(Data entries for graphics)
···

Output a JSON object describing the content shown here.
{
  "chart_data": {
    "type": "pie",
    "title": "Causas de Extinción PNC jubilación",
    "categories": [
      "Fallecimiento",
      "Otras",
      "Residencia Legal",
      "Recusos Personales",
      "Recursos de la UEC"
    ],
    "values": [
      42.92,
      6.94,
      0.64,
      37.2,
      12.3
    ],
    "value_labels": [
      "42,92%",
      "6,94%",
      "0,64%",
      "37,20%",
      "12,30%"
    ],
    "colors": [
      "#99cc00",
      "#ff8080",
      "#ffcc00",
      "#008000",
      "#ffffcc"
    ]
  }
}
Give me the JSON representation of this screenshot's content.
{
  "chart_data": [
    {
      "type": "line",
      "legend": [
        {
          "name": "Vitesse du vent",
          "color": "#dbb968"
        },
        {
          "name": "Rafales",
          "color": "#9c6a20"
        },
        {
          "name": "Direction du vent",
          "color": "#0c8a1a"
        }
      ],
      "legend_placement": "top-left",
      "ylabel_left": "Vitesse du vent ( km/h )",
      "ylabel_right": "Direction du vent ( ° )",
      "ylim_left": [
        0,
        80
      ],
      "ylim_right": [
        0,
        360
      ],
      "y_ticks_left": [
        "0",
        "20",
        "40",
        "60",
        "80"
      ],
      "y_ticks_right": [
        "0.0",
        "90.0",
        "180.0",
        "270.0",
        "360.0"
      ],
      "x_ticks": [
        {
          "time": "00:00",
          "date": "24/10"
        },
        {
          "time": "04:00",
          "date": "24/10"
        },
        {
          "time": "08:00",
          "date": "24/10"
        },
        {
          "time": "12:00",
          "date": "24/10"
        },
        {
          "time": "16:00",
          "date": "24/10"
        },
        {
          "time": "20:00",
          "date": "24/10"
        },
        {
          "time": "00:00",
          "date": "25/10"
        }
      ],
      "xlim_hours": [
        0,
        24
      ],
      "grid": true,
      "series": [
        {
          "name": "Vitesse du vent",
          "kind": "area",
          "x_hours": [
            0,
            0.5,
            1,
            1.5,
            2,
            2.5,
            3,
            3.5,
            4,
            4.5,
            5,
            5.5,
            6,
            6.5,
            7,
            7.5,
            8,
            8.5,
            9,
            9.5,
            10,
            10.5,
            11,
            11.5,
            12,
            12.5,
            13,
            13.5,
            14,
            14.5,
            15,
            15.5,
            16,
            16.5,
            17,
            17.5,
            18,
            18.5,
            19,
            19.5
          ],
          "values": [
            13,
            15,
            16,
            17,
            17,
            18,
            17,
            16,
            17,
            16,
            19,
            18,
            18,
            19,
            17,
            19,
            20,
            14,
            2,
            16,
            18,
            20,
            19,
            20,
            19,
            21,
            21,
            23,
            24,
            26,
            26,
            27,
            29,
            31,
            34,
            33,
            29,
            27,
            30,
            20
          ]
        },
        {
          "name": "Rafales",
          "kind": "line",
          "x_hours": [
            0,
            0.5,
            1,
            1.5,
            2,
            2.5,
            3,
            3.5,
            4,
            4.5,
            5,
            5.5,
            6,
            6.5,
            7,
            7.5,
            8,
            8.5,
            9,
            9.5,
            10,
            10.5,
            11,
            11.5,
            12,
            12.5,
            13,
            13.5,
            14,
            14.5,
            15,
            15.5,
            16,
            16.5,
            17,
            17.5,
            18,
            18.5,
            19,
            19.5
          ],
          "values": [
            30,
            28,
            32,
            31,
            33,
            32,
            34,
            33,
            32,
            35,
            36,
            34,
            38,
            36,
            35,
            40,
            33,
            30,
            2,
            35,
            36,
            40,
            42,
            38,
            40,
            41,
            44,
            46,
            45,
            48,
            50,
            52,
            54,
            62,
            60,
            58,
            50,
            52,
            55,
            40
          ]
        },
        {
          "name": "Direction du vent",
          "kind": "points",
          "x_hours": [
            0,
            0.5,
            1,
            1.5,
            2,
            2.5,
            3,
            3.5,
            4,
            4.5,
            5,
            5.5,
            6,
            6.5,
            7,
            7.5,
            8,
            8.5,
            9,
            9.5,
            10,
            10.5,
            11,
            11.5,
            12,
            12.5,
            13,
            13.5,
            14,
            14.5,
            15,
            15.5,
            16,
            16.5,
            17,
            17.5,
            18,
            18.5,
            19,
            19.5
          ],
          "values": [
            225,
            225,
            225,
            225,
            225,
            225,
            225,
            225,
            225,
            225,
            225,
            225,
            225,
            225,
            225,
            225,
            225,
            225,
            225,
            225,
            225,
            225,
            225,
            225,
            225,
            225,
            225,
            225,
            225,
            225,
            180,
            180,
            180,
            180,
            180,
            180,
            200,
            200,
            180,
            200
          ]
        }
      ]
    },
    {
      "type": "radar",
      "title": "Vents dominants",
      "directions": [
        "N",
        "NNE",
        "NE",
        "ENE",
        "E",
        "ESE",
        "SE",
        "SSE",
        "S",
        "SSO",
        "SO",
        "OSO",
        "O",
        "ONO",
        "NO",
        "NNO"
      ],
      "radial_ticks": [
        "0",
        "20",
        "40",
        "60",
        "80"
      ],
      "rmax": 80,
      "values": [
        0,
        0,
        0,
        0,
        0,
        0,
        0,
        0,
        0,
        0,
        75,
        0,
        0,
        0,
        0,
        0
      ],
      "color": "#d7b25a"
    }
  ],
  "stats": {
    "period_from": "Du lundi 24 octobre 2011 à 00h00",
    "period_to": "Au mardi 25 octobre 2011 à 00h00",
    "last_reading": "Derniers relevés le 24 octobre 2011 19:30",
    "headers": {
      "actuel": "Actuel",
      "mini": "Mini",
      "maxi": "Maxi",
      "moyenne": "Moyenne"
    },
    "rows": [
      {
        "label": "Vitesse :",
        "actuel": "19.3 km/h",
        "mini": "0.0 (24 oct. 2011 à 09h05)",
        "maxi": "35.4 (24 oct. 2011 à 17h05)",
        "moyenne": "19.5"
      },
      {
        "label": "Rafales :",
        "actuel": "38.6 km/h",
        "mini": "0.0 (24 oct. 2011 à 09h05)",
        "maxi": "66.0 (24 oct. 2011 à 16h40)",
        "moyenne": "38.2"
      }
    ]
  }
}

···

▶ **REQUIREMENT**:
Return all of the data precisely as it appears.

▶ **SOLUTION TO THE PROBLEM**:
Output a JSON object describing the content shown here.
{
  "chart_data": {
    "type": "pie",
    "title": "Causas de Extinción PNC jubilación",
    "categories": [
      "Fallecimiento",
      "Otras",
      "Residencia Legal",
      "Recusos Personales",
      "Recursos de la UEC"
    ],
    "values": [
      42.92,
      6.94,
      0.64,
      37.2,
      12.3
    ],
    "value_labels": [
      "42,92%",
      "6,94%",
      "0,64%",
      "37,20%",
      "12,30%"
    ],
    "colors": [
      "#99cc00",
      "#ff8080",
      "#ffcc00",
      "#008000",
      "#ffffcc"
    ]
  }
}
Give me the JSON representation of this screenshot's content.
{
  "chart_data": [
    {
      "type": "line",
      "legend": [
        {
          "name": "Vitesse du vent",
          "color": "#dbb968"
        },
        {
          "name": "Rafales",
          "color": "#9c6a20"
        },
        {
          "name": "Direction du vent",
          "color": "#0c8a1a"
        }
      ],
      "legend_placement": "top-left",
      "ylabel_left": "Vitesse du vent ( km/h )",
      "ylabel_right": "Direction du vent ( ° )",
      "ylim_left": [
        0,
        80
      ],
      "ylim_right": [
        0,
        360
      ],
      "y_ticks_left": [
        "0",
        "20",
        "40",
        "60",
        "80"
      ],
      "y_ticks_right": [
        "0.0",
        "90.0",
        "180.0",
        "270.0",
        "360.0"
      ],
      "x_ticks": [
        {
          "time": "00:00",
          "date": "24/10"
        },
        {
          "time": "04:00",
          "date": "24/10"
        },
        {
          "time": "08:00",
          "date": "24/10"
        },
        {
          "time": "12:00",
          "date": "24/10"
        },
        {
          "time": "16:00",
          "date": "24/10"
        },
        {
          "time": "20:00",
          "date": "24/10"
        },
        {
          "time": "00:00",
          "date": "25/10"
        }
      ],
      "xlim_hours": [
        0,
        24
      ],
      "grid": true,
      "series": [
        {
          "name": "Vitesse du vent",
          "kind": "area",
          "x_hours": [
            0,
            0.5,
            1,
            1.5,
            2,
            2.5,
            3,
            3.5,
            4,
            4.5,
            5,
            5.5,
            6,
            6.5,
            7,
            7.5,
            8,
            8.5,
            9,
            9.5,
            10,
            10.5,
            11,
            11.5,
            12,
            12.5,
            13,
            13.5,
            14,
            14.5,
            15,
            15.5,
            16,
            16.5,
            17,
            17.5,
            18,
            18.5,
            19,
            19.5
          ],
          "values": [
            13,
            15,
            16,
            17,
            17,
            18,
            17,
            16,
            17,
            16,
            19,
            18,
            18,
            19,
            17,
            19,
            20,
            14,
            2,
            16,
            18,
            20,
            19,
            20,
            19,
            21,
            21,
            23,
            24,
            26,
            26,
            27,
            29,
            31,
            34,
            33,
            29,
            27,
            30,
            20
          ]
        },
        {
          "name": "Rafales",
          "kind": "line",
          "x_hours": [
            0,
            0.5,
            1,
            1.5,
            2,
            2.5,
            3,
            3.5,
            4,
            4.5,
            5,
            5.5,
            6,
            6.5,
            7,
            7.5,
            8,
            8.5,
            9,
            9.5,
            10,
            10.5,
            11,
            11.5,
            12,
            12.5,
            13,
            13.5,
            14,
            14.5,
            15,
            15.5,
            16,
            16.5,
            17,
            17.5,
            18,
            18.5,
            19,
            19.5
          ],
          "values": [
            30,
            28,
            32,
            31,
            33,
            32,
            34,
            33,
            32,
            35,
            36,
            34,
            38,
            36,
            35,
            40,
            33,
            30,
            2,
            35,
            36,
            40,
            42,
            38,
            40,
            41,
            44,
            46,
            45,
            48,
            50,
            52,
            54,
            62,
            60,
            58,
            50,
            52,
            55,
            40
          ]
        },
        {
          "name": "Direction du vent",
          "kind": "points",
          "x_hours": [
            0,
            0.5,
            1,
            1.5,
            2,
            2.5,
            3,
            3.5,
            4,
            4.5,
            5,
            5.5,
            6,
            6.5,
            7,
            7.5,
            8,
            8.5,
            9,
            9.5,
            10,
            10.5,
            11,
            11.5,
            12,
            12.5,
            13,
            13.5,
            14,
            14.5,
            15,
            15.5,
            16,
            16.5,
            17,
            17.5,
            18,
            18.5,
            19,
            19.5
          ],
          "values": [
            225,
            225,
            225,
            225,
            225,
            225,
            225,
            225,
            225,
            225,
            225,
            225,
            225,
            225,
            225,
            225,
            225,
            225,
            225,
            225,
            225,
            225,
            225,
            225,
            225,
            225,
            225,
            225,
            225,
            225,
            180,
            180,
            180,
            180,
            180,
            180,
            200,
            200,
            180,
            200
          ]
        }
      ]
    },
    {
      "type": "radar",
      "title": "Vents dominants",
      "directions": [
        "N",
        "NNE",
        "NE",
        "ENE",
        "E",
        "ESE",
        "SE",
        "SSE",
        "S",
        "SSO",
        "SO",
        "OSO",
        "O",
        "ONO",
        "NO",
        "NNO"
      ],
      "radial_ticks": [
        "0",
        "20",
        "40",
        "60",
        "80"
      ],
      "rmax": 80,
      "values": [
        0,
        0,
        0,
        0,
        0,
        0,
        0,
        0,
        0,
        0,
        75,
        0,
        0,
        0,
        0,
        0
      ],
      "color": "#d7b25a"
    }
  ],
  "stats": {
    "period_from": "Du lundi 24 octobre 2011 à 00h00",
    "period_to": "Au mardi 25 octobre 2011 à 00h00",
    "last_reading": "Derniers relevés le 24 octobre 2011 19:30",
    "headers": {
      "actuel": "Actuel",
      "mini": "Mini",
      "maxi": "Maxi",
      "moyenne": "Moyenne"
    },
    "rows": [
      {
        "label": "Vitesse :",
        "actuel": "19.3 km/h",
        "mini": "0.0 (24 oct. 2011 à 09h05)",
        "maxi": "35.4 (24 oct. 2011 à 17h05)",
        "moyenne": "19.5"
      },
      {
        "label": "Rafales :",
        "actuel": "38.6 km/h",
        "mini": "0.0 (24 oct. 2011 à 09h05)",
        "maxi": "66.0 (24 oct. 2011 à 16h40)",
        "moyenne": "38.2"
      }
    ]
  }
}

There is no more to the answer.